* _RECORDS SHOWN_
>>
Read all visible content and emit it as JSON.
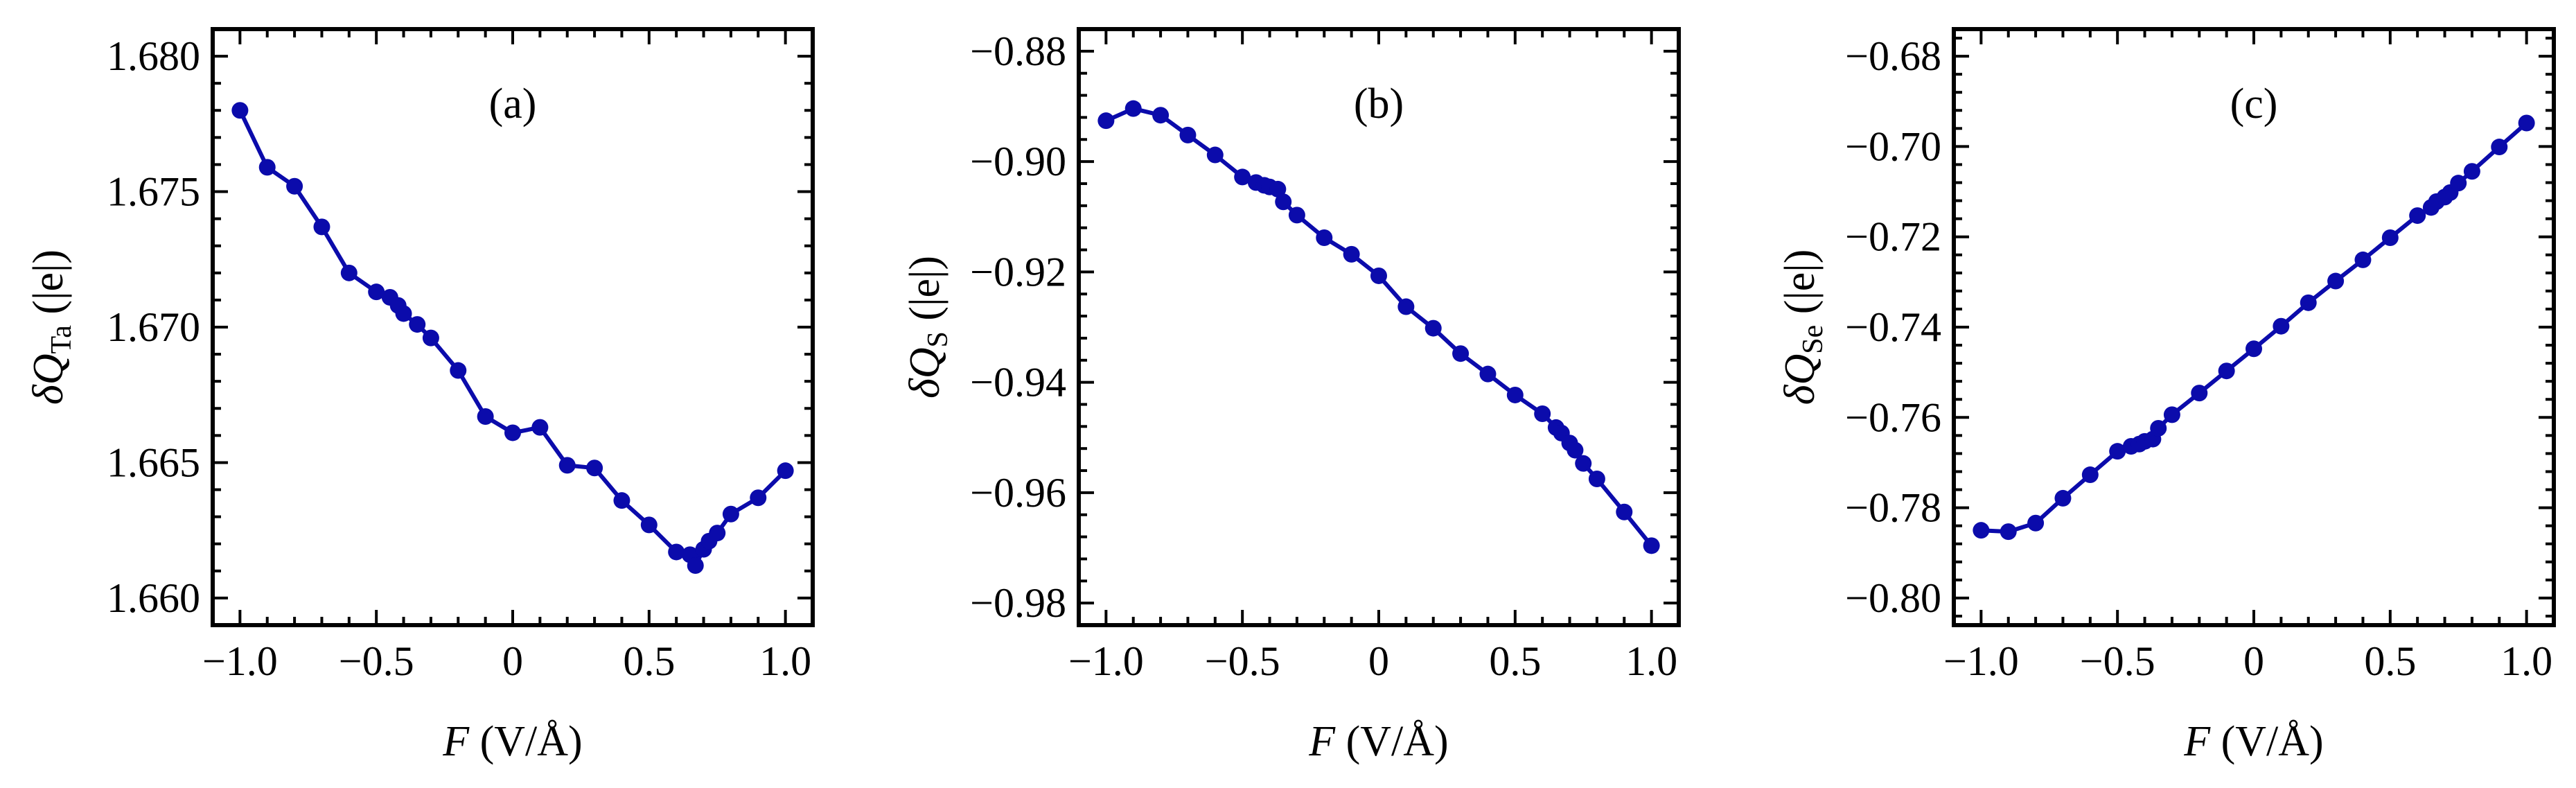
{
  "chart_data": [
    {
      "type": "line",
      "panel_label": "(a)",
      "xlabel": "F (V/Å)",
      "xlabel_var": "F",
      "xlabel_unit": " (V/Å)",
      "ylabel": "δQTa (|e|)",
      "ylabel_prefix": "δQ",
      "ylabel_sub": "Ta",
      "ylabel_unit": " (|e|)",
      "xlim": [
        -1.1,
        1.1
      ],
      "ylim": [
        1.659,
        1.681
      ],
      "xticks": [
        -1.0,
        -0.5,
        0,
        0.5,
        1.0
      ],
      "xtick_labels": [
        "−1.0",
        "−0.5",
        "0",
        "0.5",
        "1.0"
      ],
      "yticks": [
        1.66,
        1.665,
        1.67,
        1.675,
        1.68
      ],
      "ytick_labels": [
        "1.660",
        "1.665",
        "1.670",
        "1.675",
        "1.680"
      ],
      "x": [
        -1.0,
        -0.9,
        -0.8,
        -0.7,
        -0.6,
        -0.5,
        -0.45,
        -0.42,
        -0.4,
        -0.35,
        -0.3,
        -0.2,
        -0.1,
        0.0,
        0.1,
        0.2,
        0.3,
        0.4,
        0.5,
        0.6,
        0.65,
        0.67,
        0.7,
        0.72,
        0.75,
        0.8,
        0.9,
        1.0
      ],
      "y": [
        1.678,
        1.6759,
        1.6752,
        1.6737,
        1.672,
        1.6713,
        1.6711,
        1.6708,
        1.6705,
        1.6701,
        1.6696,
        1.6684,
        1.6667,
        1.6661,
        1.6663,
        1.6649,
        1.6648,
        1.6636,
        1.6627,
        1.6617,
        1.6616,
        1.6612,
        1.6618,
        1.6621,
        1.6624,
        1.6631,
        1.6637,
        1.6647
      ]
    },
    {
      "type": "line",
      "panel_label": "(b)",
      "xlabel": "F (V/Å)",
      "xlabel_var": "F",
      "xlabel_unit": " (V/Å)",
      "ylabel": "δQS (|e|)",
      "ylabel_prefix": "δQ",
      "ylabel_sub": "S",
      "ylabel_unit": " (|e|)",
      "xlim": [
        -1.1,
        1.1
      ],
      "ylim": [
        -0.984,
        -0.876
      ],
      "xticks": [
        -1.0,
        -0.5,
        0,
        0.5,
        1.0
      ],
      "xtick_labels": [
        "−1.0",
        "−0.5",
        "0",
        "0.5",
        "1.0"
      ],
      "yticks": [
        -0.98,
        -0.96,
        -0.94,
        -0.92,
        -0.9,
        -0.88
      ],
      "ytick_labels": [
        "−0.98",
        "−0.96",
        "−0.94",
        "−0.92",
        "−0.90",
        "−0.88"
      ],
      "x": [
        -1.0,
        -0.9,
        -0.8,
        -0.7,
        -0.6,
        -0.5,
        -0.45,
        -0.42,
        -0.4,
        -0.37,
        -0.35,
        -0.3,
        -0.2,
        -0.1,
        0.0,
        0.1,
        0.2,
        0.3,
        0.4,
        0.5,
        0.6,
        0.65,
        0.67,
        0.7,
        0.72,
        0.75,
        0.8,
        0.9,
        1.0
      ],
      "y": [
        -0.8926,
        -0.8904,
        -0.8916,
        -0.8952,
        -0.8988,
        -0.9028,
        -0.9038,
        -0.9043,
        -0.9046,
        -0.905,
        -0.9073,
        -0.9097,
        -0.9138,
        -0.9168,
        -0.9207,
        -0.9263,
        -0.9302,
        -0.9348,
        -0.9385,
        -0.9423,
        -0.9457,
        -0.9482,
        -0.9492,
        -0.951,
        -0.9523,
        -0.9547,
        -0.9575,
        -0.9635,
        -0.9696
      ]
    },
    {
      "type": "line",
      "panel_label": "(c)",
      "xlabel": "F (V/Å)",
      "xlabel_var": "F",
      "xlabel_unit": " (V/Å)",
      "ylabel": "δQSe (|e|)",
      "ylabel_prefix": "δQ",
      "ylabel_sub": "Se",
      "ylabel_unit": " (|e|)",
      "xlim": [
        -1.1,
        1.1
      ],
      "ylim": [
        -0.806,
        -0.674
      ],
      "xticks": [
        -1.0,
        -0.5,
        0,
        0.5,
        1.0
      ],
      "xtick_labels": [
        "−1.0",
        "−0.5",
        "0",
        "0.5",
        "1.0"
      ],
      "yticks": [
        -0.8,
        -0.78,
        -0.76,
        -0.74,
        -0.72,
        -0.7,
        -0.68
      ],
      "ytick_labels": [
        "−0.80",
        "−0.78",
        "−0.76",
        "−0.74",
        "−0.72",
        "−0.70",
        "−0.68"
      ],
      "x": [
        -1.0,
        -0.9,
        -0.8,
        -0.7,
        -0.6,
        -0.5,
        -0.45,
        -0.42,
        -0.4,
        -0.37,
        -0.35,
        -0.3,
        -0.2,
        -0.1,
        0.0,
        0.1,
        0.2,
        0.3,
        0.4,
        0.5,
        0.6,
        0.65,
        0.67,
        0.7,
        0.72,
        0.75,
        0.8,
        0.9,
        1.0
      ],
      "y": [
        -0.785,
        -0.7853,
        -0.7834,
        -0.7779,
        -0.7727,
        -0.7675,
        -0.7664,
        -0.7659,
        -0.7653,
        -0.7648,
        -0.7624,
        -0.7594,
        -0.7546,
        -0.7497,
        -0.7448,
        -0.7398,
        -0.7346,
        -0.7298,
        -0.7251,
        -0.7202,
        -0.7153,
        -0.7135,
        -0.7122,
        -0.7112,
        -0.7102,
        -0.7081,
        -0.7055,
        -0.7001,
        -0.6948
      ]
    }
  ],
  "colors": {
    "series": "#0b0bab",
    "axis": "#000000"
  }
}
<<
* _EXERCISE GOAL_
Will you restate every entry word for word and omit the images?

* _PROBLEM SOLUTION_
Read all visible content and emit it as JSON.
{
  "chart_data": [
    {
      "type": "line",
      "panel_label": "(a)",
      "xlabel": "F (V/Å)",
      "xlabel_var": "F",
      "xlabel_unit": " (V/Å)",
      "ylabel": "δQTa (|e|)",
      "ylabel_prefix": "δQ",
      "ylabel_sub": "Ta",
      "ylabel_unit": " (|e|)",
      "xlim": [
        -1.1,
        1.1
      ],
      "ylim": [
        1.659,
        1.681
      ],
      "xticks": [
        -1.0,
        -0.5,
        0,
        0.5,
        1.0
      ],
      "xtick_labels": [
        "−1.0",
        "−0.5",
        "0",
        "0.5",
        "1.0"
      ],
      "yticks": [
        1.66,
        1.665,
        1.67,
        1.675,
        1.68
      ],
      "ytick_labels": [
        "1.660",
        "1.665",
        "1.670",
        "1.675",
        "1.680"
      ],
      "x": [
        -1.0,
        -0.9,
        -0.8,
        -0.7,
        -0.6,
        -0.5,
        -0.45,
        -0.42,
        -0.4,
        -0.35,
        -0.3,
        -0.2,
        -0.1,
        0.0,
        0.1,
        0.2,
        0.3,
        0.4,
        0.5,
        0.6,
        0.65,
        0.67,
        0.7,
        0.72,
        0.75,
        0.8,
        0.9,
        1.0
      ],
      "y": [
        1.678,
        1.6759,
        1.6752,
        1.6737,
        1.672,
        1.6713,
        1.6711,
        1.6708,
        1.6705,
        1.6701,
        1.6696,
        1.6684,
        1.6667,
        1.6661,
        1.6663,
        1.6649,
        1.6648,
        1.6636,
        1.6627,
        1.6617,
        1.6616,
        1.6612,
        1.6618,
        1.6621,
        1.6624,
        1.6631,
        1.6637,
        1.6647
      ]
    },
    {
      "type": "line",
      "panel_label": "(b)",
      "xlabel": "F (V/Å)",
      "xlabel_var": "F",
      "xlabel_unit": " (V/Å)",
      "ylabel": "δQS (|e|)",
      "ylabel_prefix": "δQ",
      "ylabel_sub": "S",
      "ylabel_unit": " (|e|)",
      "xlim": [
        -1.1,
        1.1
      ],
      "ylim": [
        -0.984,
        -0.876
      ],
      "xticks": [
        -1.0,
        -0.5,
        0,
        0.5,
        1.0
      ],
      "xtick_labels": [
        "−1.0",
        "−0.5",
        "0",
        "0.5",
        "1.0"
      ],
      "yticks": [
        -0.98,
        -0.96,
        -0.94,
        -0.92,
        -0.9,
        -0.88
      ],
      "ytick_labels": [
        "−0.98",
        "−0.96",
        "−0.94",
        "−0.92",
        "−0.90",
        "−0.88"
      ],
      "x": [
        -1.0,
        -0.9,
        -0.8,
        -0.7,
        -0.6,
        -0.5,
        -0.45,
        -0.42,
        -0.4,
        -0.37,
        -0.35,
        -0.3,
        -0.2,
        -0.1,
        0.0,
        0.1,
        0.2,
        0.3,
        0.4,
        0.5,
        0.6,
        0.65,
        0.67,
        0.7,
        0.72,
        0.75,
        0.8,
        0.9,
        1.0
      ],
      "y": [
        -0.8926,
        -0.8904,
        -0.8916,
        -0.8952,
        -0.8988,
        -0.9028,
        -0.9038,
        -0.9043,
        -0.9046,
        -0.905,
        -0.9073,
        -0.9097,
        -0.9138,
        -0.9168,
        -0.9207,
        -0.9263,
        -0.9302,
        -0.9348,
        -0.9385,
        -0.9423,
        -0.9457,
        -0.9482,
        -0.9492,
        -0.951,
        -0.9523,
        -0.9547,
        -0.9575,
        -0.9635,
        -0.9696
      ]
    },
    {
      "type": "line",
      "panel_label": "(c)",
      "xlabel": "F (V/Å)",
      "xlabel_var": "F",
      "xlabel_unit": " (V/Å)",
      "ylabel": "δQSe (|e|)",
      "ylabel_prefix": "δQ",
      "ylabel_sub": "Se",
      "ylabel_unit": " (|e|)",
      "xlim": [
        -1.1,
        1.1
      ],
      "ylim": [
        -0.806,
        -0.674
      ],
      "xticks": [
        -1.0,
        -0.5,
        0,
        0.5,
        1.0
      ],
      "xtick_labels": [
        "−1.0",
        "−0.5",
        "0",
        "0.5",
        "1.0"
      ],
      "yticks": [
        -0.8,
        -0.78,
        -0.76,
        -0.74,
        -0.72,
        -0.7,
        -0.68
      ],
      "ytick_labels": [
        "−0.80",
        "−0.78",
        "−0.76",
        "−0.74",
        "−0.72",
        "−0.70",
        "−0.68"
      ],
      "x": [
        -1.0,
        -0.9,
        -0.8,
        -0.7,
        -0.6,
        -0.5,
        -0.45,
        -0.42,
        -0.4,
        -0.37,
        -0.35,
        -0.3,
        -0.2,
        -0.1,
        0.0,
        0.1,
        0.2,
        0.3,
        0.4,
        0.5,
        0.6,
        0.65,
        0.67,
        0.7,
        0.72,
        0.75,
        0.8,
        0.9,
        1.0
      ],
      "y": [
        -0.785,
        -0.7853,
        -0.7834,
        -0.7779,
        -0.7727,
        -0.7675,
        -0.7664,
        -0.7659,
        -0.7653,
        -0.7648,
        -0.7624,
        -0.7594,
        -0.7546,
        -0.7497,
        -0.7448,
        -0.7398,
        -0.7346,
        -0.7298,
        -0.7251,
        -0.7202,
        -0.7153,
        -0.7135,
        -0.7122,
        -0.7112,
        -0.7102,
        -0.7081,
        -0.7055,
        -0.7001,
        -0.6948
      ]
    }
  ],
  "colors": {
    "series": "#0b0bab",
    "axis": "#000000"
  }
}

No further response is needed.